→ STATED PROBLEM:
Search the records for "material". Copy every line where it appears.

→ DATA IN THIS EXERCISE:

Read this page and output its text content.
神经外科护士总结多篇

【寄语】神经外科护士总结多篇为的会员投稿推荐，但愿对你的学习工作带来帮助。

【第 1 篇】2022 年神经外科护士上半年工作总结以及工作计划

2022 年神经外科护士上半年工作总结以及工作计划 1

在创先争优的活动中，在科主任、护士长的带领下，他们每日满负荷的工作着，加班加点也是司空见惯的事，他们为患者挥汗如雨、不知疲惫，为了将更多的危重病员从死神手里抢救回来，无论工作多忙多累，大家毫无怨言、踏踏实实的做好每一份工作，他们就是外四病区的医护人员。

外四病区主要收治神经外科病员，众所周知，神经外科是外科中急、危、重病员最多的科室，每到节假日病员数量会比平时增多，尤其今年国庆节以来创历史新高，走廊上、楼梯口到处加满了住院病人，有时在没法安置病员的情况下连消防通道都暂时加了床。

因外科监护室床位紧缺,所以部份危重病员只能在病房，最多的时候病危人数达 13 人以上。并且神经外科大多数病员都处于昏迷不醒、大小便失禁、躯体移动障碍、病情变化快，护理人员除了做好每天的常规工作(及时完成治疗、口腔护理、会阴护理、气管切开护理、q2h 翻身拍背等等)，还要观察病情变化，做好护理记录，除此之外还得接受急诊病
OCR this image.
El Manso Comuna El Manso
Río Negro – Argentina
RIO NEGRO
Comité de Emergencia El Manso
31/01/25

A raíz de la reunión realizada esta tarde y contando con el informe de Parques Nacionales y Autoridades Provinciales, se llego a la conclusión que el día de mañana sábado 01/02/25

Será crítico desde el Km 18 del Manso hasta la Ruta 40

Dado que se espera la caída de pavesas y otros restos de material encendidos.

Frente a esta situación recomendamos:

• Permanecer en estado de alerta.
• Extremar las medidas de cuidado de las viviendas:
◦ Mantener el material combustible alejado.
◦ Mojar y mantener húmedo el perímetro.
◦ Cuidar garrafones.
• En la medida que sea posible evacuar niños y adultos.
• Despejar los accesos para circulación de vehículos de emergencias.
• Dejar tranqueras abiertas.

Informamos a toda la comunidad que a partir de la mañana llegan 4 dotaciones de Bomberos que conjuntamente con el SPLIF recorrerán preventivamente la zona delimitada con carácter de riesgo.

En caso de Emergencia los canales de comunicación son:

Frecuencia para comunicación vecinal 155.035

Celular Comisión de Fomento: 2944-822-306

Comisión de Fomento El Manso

→ WORKED SOLUTION:
Dado que se espera la caída de pavesas y otros restos de material encendidos.
◦ Mantener el material combustible alejado.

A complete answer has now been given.